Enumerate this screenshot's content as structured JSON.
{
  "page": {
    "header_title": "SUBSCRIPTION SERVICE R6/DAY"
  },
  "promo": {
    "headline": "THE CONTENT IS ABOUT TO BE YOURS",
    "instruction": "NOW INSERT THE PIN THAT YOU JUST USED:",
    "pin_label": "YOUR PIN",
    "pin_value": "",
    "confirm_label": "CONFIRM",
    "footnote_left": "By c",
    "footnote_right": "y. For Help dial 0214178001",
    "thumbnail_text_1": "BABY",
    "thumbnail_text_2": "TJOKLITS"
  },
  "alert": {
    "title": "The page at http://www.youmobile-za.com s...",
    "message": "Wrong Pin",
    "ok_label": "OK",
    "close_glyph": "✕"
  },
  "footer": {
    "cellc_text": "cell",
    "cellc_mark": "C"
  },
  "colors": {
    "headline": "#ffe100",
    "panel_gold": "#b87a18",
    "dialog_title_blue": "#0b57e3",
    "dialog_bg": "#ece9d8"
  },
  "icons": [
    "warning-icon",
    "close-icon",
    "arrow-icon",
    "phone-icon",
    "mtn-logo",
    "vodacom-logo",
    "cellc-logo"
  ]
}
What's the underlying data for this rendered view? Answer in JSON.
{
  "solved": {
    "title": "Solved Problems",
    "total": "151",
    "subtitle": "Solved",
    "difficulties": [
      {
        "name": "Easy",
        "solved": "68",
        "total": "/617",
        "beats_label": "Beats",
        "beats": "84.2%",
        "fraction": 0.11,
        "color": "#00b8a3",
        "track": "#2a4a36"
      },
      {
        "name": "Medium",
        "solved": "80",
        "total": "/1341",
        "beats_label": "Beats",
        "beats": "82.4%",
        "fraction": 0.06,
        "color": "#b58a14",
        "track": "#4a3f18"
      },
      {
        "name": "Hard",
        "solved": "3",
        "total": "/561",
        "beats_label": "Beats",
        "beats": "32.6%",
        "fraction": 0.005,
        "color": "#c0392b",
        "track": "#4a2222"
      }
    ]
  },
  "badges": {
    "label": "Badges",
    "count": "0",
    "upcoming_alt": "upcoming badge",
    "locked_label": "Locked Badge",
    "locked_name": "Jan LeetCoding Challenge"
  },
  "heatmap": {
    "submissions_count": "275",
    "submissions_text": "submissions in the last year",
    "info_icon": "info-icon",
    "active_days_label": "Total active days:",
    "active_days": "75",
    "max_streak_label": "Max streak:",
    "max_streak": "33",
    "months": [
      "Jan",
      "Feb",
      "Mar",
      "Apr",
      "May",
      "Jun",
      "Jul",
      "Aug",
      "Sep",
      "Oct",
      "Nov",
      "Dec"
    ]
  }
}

------------------------------------------------------------------------

= BRIEF =
Copy every record exactly as presented.

= RESPONSE BELOW =
Enumerate this screenshot's content as structured JSON.
{
  "page": {
    "header_title": "SUBSCRIPTION SERVICE R6/DAY"
  },
  "promo": {
    "headline": "THE CONTENT IS ABOUT TO BE YOURS",
    "instruction": "NOW INSERT THE PIN THAT YOU JUST USED:",
    "pin_label": "YOUR PIN",
    "pin_value": "",
    "confirm_label": "CONFIRM",
    "footnote_left": "By c",
    "footnote_right": "y. For Help dial 0214178001",
    "thumbnail_text_1": "BABY",
    "thumbnail_text_2": "TJOKLITS"
  },
  "alert": {
    "title": "The page at http://www.youmobile-za.com s...",
    "message": "Wrong Pin",
    "ok_label": "OK",
    "close_glyph": "✕"
  },
  "footer": {
    "cellc_text": "cell",
    "cellc_mark": "C"
  },
  "colors": {
    "headline": "#ffe100",
    "panel_gold": "#b87a18",
    "dialog_title_blue": "#0b57e3",
    "dialog_bg": "#ece9d8"
  },
  "icons": [
    "warning-icon",
    "close-icon",
    "arrow-icon",
    "phone-icon",
    "mtn-logo",
    "vodacom-logo",
    "cellc-logo"
  ]
}
What's the underlying data for this rendered view? Answer in JSON.
{
  "solved": {
    "title": "Solved Problems",
    "total": "151",
    "subtitle": "Solved",
    "difficulties": [
      {
        "name": "Easy",
        "solved": "68",
        "total": "/617",
        "beats_label": "Beats",
        "beats": "84.2%",
        "fraction": 0.11,
        "color": "#00b8a3",
        "track": "#2a4a36"
      },
      {
        "name": "Medium",
        "solved": "80",
        "total": "/1341",
        "beats_label": "Beats",
        "beats": "82.4%",
        "fraction": 0.06,
        "color": "#b58a14",
        "track": "#4a3f18"
      },
      {
        "name": "Hard",
        "solved": "3",
        "total": "/561",
        "beats_label": "Beats",
        "beats": "32.6%",
        "fraction": 0.005,
        "color": "#c0392b",
        "track": "#4a2222"
      }
    ]
  },
  "badges": {
    "label": "Badges",
    "count": "0",
    "upcoming_alt": "upcoming badge",
    "locked_label": "Locked Badge",
    "locked_name": "Jan LeetCoding Challenge"
  },
  "heatmap": {
    "submissions_count": "275",
    "submissions_text": "submissions in the last year",
    "info_icon": "info-icon",
    "active_days_label": "Total active days:",
    "active_days": "75",
    "max_streak_label": "Max streak:",
    "max_streak": "33",
    "months": [
      "Jan",
      "Feb",
      "Mar",
      "Apr",
      "May",
      "Jun",
      "Jul",
      "Aug",
      "Sep",
      "Oct",
      "Nov",
      "Dec"
    ]
  }
}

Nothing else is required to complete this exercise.